### Aim of the task
Copy each line of the records below without any changes.

### Extracted records
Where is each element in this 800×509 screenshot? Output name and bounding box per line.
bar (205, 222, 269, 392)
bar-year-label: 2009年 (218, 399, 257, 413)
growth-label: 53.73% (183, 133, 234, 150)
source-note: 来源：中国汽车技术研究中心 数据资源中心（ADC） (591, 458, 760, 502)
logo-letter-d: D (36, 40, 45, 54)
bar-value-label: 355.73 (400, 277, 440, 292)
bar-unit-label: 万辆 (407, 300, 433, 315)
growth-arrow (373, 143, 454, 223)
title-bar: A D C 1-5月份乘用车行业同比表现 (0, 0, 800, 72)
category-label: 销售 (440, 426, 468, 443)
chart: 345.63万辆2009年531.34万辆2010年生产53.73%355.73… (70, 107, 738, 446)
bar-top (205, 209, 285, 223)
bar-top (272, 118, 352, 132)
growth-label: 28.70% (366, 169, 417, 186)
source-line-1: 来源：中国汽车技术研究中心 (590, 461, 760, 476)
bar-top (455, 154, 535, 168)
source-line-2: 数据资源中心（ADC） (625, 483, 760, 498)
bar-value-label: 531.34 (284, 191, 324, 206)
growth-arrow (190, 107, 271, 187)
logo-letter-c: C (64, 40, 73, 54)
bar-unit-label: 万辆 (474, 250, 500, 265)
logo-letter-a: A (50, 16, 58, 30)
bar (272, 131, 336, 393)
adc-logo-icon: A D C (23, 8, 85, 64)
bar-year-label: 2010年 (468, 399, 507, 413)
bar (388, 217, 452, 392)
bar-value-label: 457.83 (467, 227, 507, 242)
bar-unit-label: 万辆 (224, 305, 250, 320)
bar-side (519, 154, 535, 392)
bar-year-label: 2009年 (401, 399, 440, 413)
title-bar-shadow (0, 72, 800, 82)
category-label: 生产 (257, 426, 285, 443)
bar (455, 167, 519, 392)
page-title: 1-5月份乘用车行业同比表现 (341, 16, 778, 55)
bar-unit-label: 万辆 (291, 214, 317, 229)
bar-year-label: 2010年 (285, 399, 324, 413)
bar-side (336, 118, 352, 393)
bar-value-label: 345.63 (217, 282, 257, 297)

### Solution for this exercise
Where is each element in this 800×509 screenshot? Output name and bounding box per line.
bar (205, 222, 269, 392)
bar-year-label: 2009年 (218, 399, 257, 413)
growth-label: 53.73% (183, 133, 234, 150)
source-note: 来源：中国汽车技术研究中心 数据资源中心（ADC） (591, 458, 760, 502)
logo-letter-d: D (36, 40, 45, 54)
bar-value-label: 355.73 (400, 277, 440, 292)
bar-unit-label: 万辆 (407, 300, 433, 315)
growth-arrow (373, 143, 454, 223)
title-bar: A D C 1-5月份乘用车行业同比表现 (0, 0, 800, 72)
category-label: 销售 (440, 426, 468, 443)
chart: 345.63万辆2009年531.34万辆2010年生产53.73%355.73… (70, 107, 738, 446)
bar-top (205, 209, 285, 223)
bar-top (272, 118, 352, 132)
growth-label: 28.70% (366, 169, 417, 186)
source-line-1: 来源：中国汽车技术研究中心 (590, 461, 760, 476)
bar-top (455, 154, 535, 168)
source-line-2: 数据资源中心（ADC） (625, 483, 760, 498)
bar-value-label: 531.34 (284, 191, 324, 206)
growth-arrow (190, 107, 271, 187)
logo-letter-c: C (64, 40, 73, 54)
bar-unit-label: 万辆 (474, 250, 500, 265)
logo-letter-a: A (50, 16, 58, 30)
bar (272, 131, 336, 393)
adc-logo-icon: A D C (23, 8, 85, 64)
bar-year-label: 2010年 (468, 399, 507, 413)
bar (388, 217, 452, 392)
bar-value-label: 457.83 (467, 227, 507, 242)
bar-unit-label: 万辆 (224, 305, 250, 320)
bar-side (519, 154, 535, 392)
bar-year-label: 2009年 (401, 399, 440, 413)
title-bar-shadow (0, 72, 800, 82)
category-label: 生产 (257, 426, 285, 443)
bar (455, 167, 519, 392)
page-title: 1-5月份乘用车行业同比表现 (341, 16, 778, 55)
bar-unit-label: 万辆 (291, 214, 317, 229)
bar-year-label: 2010年 (285, 399, 324, 413)
bar-side (336, 118, 352, 393)
bar-value-label: 345.63 (217, 282, 257, 297)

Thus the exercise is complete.